— begin Records for this exercise —
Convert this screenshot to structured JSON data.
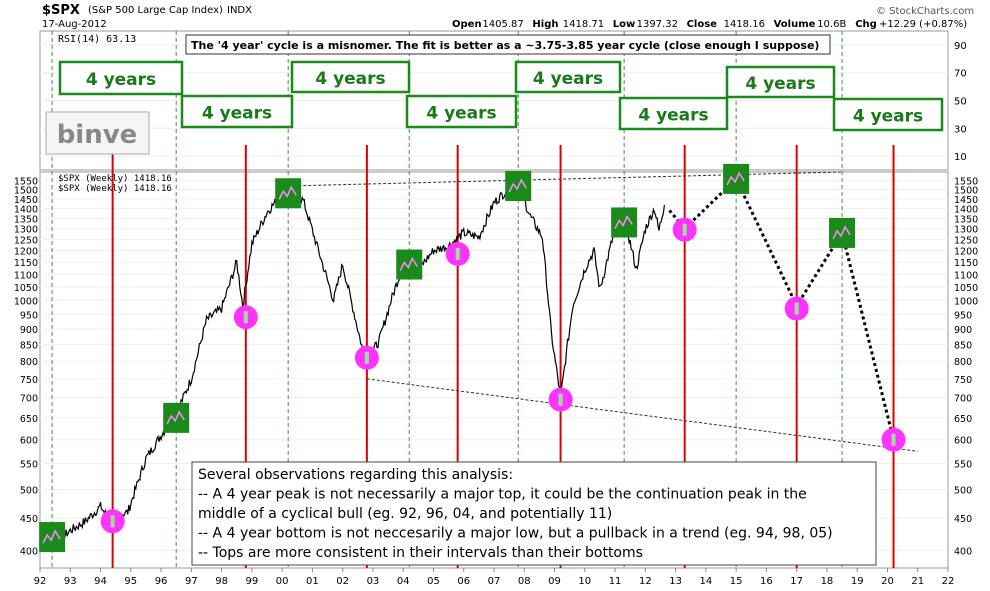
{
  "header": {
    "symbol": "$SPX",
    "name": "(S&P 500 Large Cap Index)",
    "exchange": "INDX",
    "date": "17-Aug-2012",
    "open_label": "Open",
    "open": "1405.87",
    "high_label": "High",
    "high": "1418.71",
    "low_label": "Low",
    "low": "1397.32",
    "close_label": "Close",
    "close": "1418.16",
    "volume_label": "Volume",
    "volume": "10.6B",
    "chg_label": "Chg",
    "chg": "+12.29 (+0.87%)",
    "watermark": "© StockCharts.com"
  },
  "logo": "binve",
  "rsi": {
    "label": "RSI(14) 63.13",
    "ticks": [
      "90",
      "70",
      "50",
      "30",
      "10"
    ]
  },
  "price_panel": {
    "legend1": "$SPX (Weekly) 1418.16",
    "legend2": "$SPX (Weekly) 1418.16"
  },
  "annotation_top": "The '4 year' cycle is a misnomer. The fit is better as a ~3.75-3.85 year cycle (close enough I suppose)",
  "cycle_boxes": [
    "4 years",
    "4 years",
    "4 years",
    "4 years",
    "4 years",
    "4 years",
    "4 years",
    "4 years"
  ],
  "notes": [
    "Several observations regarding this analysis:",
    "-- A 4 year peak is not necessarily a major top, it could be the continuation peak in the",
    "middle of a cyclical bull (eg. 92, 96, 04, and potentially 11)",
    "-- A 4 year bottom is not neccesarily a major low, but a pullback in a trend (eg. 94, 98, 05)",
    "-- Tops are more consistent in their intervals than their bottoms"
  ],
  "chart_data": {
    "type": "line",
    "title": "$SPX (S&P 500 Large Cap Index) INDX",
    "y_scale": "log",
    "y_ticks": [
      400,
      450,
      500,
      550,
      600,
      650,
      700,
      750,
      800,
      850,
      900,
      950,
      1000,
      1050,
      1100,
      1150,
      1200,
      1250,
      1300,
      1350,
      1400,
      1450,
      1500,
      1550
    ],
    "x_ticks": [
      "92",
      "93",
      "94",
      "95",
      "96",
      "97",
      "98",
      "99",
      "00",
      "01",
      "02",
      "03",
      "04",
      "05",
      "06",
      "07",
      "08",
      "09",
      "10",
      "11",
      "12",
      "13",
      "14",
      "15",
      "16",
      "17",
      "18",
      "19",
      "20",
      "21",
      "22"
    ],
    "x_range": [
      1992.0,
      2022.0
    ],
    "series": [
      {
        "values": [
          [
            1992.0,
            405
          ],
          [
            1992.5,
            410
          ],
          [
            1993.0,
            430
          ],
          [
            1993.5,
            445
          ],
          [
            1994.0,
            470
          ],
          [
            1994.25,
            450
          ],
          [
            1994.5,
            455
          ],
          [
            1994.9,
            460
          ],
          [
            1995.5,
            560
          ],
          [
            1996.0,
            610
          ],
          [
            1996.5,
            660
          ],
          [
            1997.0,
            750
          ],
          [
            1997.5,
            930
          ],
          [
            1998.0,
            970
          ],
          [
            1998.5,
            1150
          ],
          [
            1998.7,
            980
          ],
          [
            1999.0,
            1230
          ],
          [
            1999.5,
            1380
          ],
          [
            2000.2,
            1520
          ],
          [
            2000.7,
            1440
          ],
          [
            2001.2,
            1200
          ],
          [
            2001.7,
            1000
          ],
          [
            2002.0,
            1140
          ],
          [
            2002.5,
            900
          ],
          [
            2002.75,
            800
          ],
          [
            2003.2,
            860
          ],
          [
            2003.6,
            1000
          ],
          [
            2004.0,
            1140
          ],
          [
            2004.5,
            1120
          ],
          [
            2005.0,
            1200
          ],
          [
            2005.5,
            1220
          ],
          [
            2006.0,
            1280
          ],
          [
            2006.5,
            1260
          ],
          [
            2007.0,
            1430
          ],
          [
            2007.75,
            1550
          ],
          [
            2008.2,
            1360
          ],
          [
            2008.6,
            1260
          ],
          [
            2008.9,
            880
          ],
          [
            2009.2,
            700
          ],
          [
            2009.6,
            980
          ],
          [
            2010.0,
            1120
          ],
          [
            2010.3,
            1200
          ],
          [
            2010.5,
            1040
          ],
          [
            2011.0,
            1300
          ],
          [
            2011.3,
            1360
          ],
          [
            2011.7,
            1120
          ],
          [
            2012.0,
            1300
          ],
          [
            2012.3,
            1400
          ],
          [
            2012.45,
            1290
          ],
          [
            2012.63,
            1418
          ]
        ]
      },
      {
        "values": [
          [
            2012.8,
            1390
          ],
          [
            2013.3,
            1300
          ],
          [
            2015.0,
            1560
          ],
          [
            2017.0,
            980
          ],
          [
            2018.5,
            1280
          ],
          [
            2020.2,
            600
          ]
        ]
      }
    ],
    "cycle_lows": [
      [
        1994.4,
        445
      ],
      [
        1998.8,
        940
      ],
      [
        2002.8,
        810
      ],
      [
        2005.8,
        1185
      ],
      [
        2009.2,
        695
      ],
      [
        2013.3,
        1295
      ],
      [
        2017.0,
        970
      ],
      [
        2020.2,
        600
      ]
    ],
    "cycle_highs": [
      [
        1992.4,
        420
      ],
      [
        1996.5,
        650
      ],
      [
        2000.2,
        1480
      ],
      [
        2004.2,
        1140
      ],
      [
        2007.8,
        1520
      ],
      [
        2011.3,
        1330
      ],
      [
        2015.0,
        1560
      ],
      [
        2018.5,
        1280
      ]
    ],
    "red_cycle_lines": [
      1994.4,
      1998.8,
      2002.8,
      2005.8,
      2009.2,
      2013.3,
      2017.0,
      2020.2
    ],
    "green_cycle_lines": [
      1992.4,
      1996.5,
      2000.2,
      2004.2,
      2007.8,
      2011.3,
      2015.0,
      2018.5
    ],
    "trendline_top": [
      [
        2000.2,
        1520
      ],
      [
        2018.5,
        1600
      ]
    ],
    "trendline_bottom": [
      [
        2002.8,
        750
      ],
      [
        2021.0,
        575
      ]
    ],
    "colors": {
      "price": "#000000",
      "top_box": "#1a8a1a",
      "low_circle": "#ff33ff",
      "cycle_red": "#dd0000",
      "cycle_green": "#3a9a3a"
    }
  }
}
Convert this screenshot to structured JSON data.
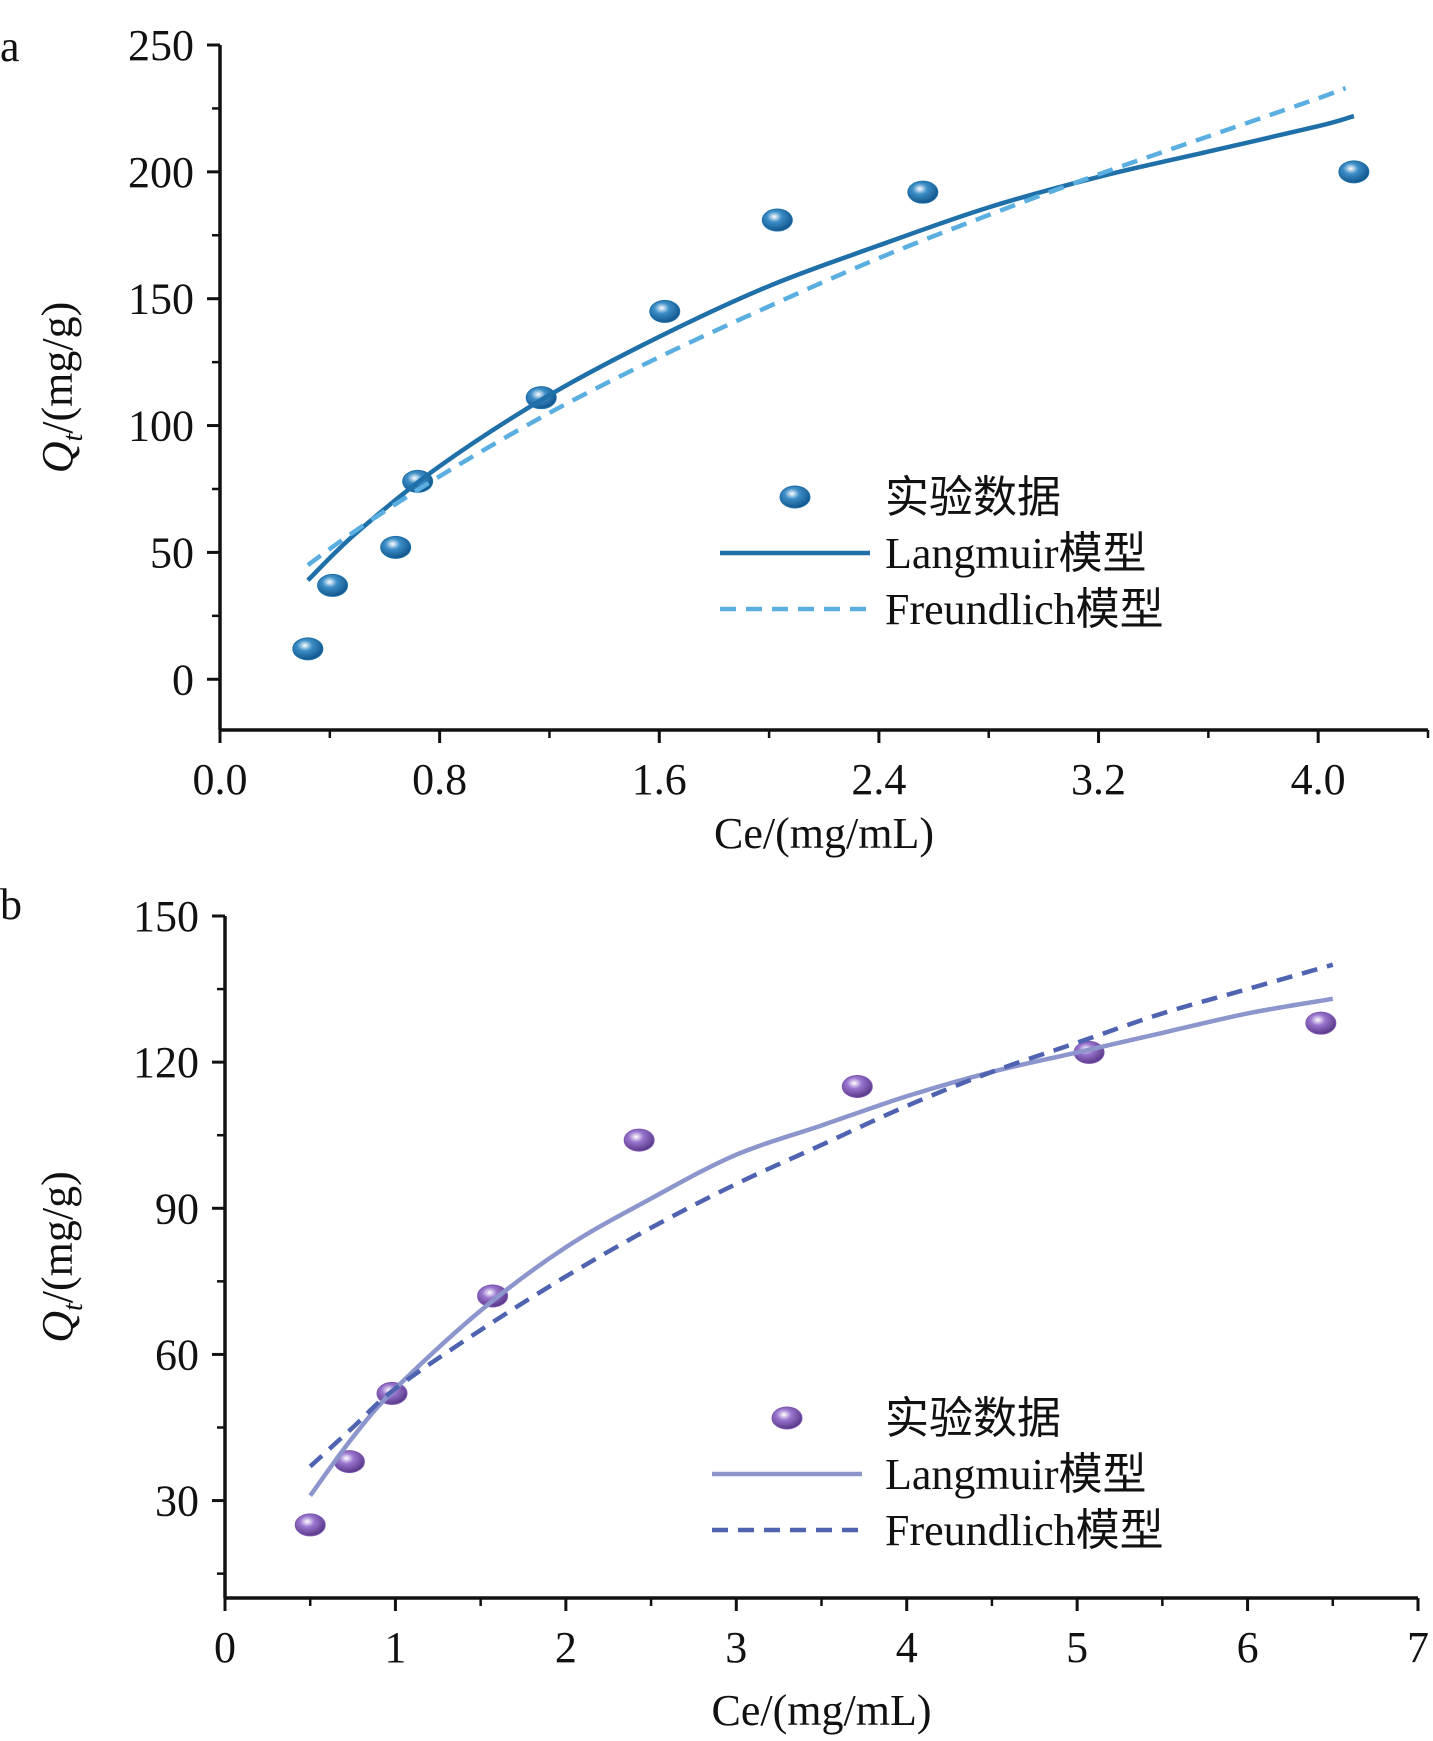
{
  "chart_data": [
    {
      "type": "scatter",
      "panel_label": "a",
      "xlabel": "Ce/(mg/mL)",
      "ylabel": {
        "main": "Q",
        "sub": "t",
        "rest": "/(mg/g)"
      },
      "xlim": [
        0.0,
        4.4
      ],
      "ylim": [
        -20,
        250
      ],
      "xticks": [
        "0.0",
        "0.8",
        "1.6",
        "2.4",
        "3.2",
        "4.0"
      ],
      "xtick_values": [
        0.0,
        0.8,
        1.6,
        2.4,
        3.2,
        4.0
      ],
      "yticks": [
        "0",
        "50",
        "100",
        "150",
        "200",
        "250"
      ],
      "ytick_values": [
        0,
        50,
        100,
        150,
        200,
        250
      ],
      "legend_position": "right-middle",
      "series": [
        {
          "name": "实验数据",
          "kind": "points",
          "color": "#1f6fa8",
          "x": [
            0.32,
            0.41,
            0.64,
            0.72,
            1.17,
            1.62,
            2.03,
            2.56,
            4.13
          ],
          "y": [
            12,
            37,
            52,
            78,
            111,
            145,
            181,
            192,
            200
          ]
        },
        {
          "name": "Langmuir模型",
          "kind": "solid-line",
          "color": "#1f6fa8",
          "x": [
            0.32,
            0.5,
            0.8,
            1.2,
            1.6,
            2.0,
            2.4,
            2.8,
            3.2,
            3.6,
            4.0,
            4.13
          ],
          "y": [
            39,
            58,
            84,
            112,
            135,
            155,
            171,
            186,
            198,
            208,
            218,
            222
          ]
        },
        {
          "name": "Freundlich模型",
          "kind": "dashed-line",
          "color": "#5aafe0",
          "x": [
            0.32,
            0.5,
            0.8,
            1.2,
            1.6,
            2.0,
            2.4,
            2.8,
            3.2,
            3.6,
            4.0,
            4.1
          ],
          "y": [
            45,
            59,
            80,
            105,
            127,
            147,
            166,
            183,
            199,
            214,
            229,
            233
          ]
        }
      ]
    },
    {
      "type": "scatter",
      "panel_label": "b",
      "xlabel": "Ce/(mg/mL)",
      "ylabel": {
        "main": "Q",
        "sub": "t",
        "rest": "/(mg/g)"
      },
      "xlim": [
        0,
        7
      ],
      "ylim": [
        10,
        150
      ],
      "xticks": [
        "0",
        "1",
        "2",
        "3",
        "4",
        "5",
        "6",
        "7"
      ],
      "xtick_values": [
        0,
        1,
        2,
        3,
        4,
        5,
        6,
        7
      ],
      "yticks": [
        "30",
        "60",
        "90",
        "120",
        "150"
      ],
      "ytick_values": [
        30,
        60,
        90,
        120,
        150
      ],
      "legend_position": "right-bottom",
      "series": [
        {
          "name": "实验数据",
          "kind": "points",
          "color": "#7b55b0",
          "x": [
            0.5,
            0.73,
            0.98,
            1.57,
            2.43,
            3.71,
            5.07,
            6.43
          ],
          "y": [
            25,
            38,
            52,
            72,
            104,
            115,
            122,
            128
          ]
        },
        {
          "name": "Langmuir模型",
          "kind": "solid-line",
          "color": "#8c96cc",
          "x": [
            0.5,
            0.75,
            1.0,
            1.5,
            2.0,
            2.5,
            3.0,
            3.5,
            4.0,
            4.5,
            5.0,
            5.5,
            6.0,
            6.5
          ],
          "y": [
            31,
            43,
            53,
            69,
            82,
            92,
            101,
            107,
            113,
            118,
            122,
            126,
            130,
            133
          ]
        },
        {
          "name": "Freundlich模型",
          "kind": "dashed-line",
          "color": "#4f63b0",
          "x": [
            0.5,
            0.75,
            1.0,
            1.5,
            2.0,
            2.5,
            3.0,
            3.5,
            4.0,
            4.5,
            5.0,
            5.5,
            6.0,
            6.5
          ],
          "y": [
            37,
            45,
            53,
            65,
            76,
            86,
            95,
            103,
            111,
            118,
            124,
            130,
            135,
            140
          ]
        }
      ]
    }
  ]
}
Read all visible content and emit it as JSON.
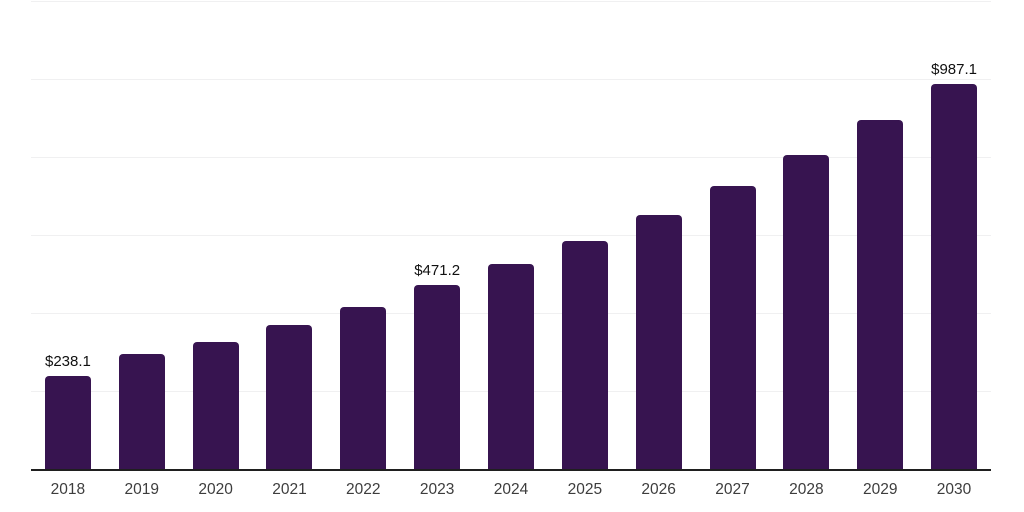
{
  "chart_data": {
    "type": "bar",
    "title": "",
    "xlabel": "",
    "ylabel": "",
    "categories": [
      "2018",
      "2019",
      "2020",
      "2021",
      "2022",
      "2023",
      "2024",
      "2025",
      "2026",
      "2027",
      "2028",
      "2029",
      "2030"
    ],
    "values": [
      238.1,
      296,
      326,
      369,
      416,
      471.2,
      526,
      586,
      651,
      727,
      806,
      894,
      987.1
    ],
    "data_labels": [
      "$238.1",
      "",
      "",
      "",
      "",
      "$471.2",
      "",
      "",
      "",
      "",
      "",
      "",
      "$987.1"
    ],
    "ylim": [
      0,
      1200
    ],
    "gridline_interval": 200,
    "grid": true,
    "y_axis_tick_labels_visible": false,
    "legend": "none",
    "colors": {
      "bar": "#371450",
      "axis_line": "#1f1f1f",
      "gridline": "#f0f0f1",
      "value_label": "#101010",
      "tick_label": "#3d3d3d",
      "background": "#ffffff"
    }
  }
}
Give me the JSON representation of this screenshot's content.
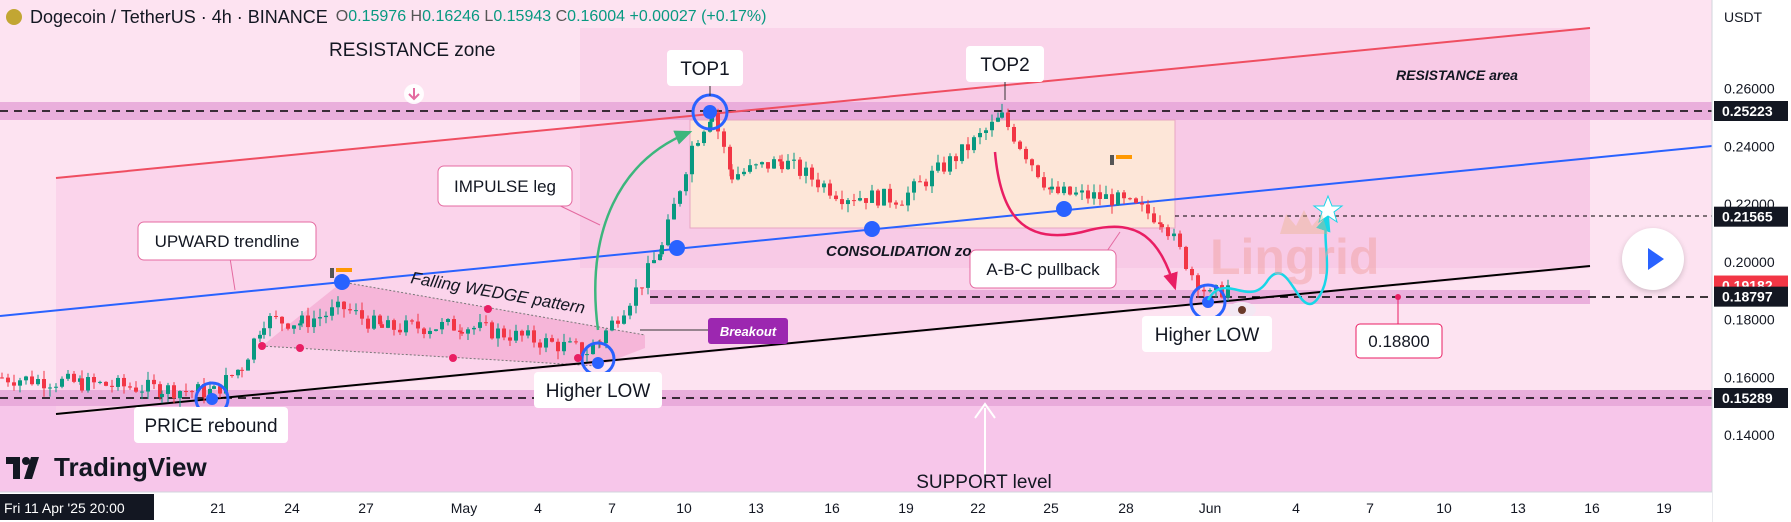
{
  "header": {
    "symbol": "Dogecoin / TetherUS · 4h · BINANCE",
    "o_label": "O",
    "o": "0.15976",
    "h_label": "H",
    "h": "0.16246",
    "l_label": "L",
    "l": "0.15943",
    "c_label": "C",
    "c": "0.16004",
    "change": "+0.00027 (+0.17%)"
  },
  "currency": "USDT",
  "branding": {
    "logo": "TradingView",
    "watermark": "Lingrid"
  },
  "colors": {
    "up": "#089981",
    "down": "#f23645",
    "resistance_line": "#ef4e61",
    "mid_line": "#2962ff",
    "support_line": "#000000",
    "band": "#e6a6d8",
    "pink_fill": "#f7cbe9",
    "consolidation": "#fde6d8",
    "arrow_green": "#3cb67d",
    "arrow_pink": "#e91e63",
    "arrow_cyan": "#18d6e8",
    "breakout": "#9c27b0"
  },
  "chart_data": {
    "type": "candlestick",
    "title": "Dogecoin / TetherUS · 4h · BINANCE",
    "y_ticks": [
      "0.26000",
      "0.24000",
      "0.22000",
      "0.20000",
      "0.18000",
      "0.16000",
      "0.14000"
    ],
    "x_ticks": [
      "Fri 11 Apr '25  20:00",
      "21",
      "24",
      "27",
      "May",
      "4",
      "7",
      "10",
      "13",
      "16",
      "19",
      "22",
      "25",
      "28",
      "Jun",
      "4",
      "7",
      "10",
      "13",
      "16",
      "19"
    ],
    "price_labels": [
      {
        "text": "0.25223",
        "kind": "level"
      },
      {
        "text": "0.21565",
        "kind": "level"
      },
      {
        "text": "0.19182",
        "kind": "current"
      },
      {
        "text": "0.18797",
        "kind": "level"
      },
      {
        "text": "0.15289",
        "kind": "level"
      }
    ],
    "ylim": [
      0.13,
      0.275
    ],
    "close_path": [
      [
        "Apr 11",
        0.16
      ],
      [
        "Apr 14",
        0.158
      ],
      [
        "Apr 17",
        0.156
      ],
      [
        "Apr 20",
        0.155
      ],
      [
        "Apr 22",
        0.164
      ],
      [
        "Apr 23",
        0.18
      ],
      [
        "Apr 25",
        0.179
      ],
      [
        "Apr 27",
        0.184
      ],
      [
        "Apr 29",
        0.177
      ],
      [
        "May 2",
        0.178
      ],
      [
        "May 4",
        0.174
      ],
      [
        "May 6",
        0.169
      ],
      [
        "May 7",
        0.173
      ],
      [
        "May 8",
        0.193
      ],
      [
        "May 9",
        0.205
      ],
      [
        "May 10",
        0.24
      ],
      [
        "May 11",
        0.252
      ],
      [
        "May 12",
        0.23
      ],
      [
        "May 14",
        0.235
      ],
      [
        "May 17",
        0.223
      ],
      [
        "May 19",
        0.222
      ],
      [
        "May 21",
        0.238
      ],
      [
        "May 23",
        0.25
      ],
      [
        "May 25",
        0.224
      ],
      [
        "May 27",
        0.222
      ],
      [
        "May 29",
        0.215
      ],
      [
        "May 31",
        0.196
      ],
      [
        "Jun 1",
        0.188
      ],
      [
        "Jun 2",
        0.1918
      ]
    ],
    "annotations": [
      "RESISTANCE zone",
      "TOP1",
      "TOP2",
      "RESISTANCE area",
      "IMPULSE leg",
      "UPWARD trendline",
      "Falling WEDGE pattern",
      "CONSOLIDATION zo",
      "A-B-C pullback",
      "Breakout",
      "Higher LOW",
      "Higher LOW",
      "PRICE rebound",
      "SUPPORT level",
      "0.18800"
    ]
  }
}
— end Records for this exercise —
What the exercise asks: Identify each line in the entries with the word "title" and copy it.

Finished answer:
    "title": "$SPX (S&P 500 Large Cap Index) INDX",
    "title": "",
    "title": "Dogecoin / TetherUS · 4h · BINANCE",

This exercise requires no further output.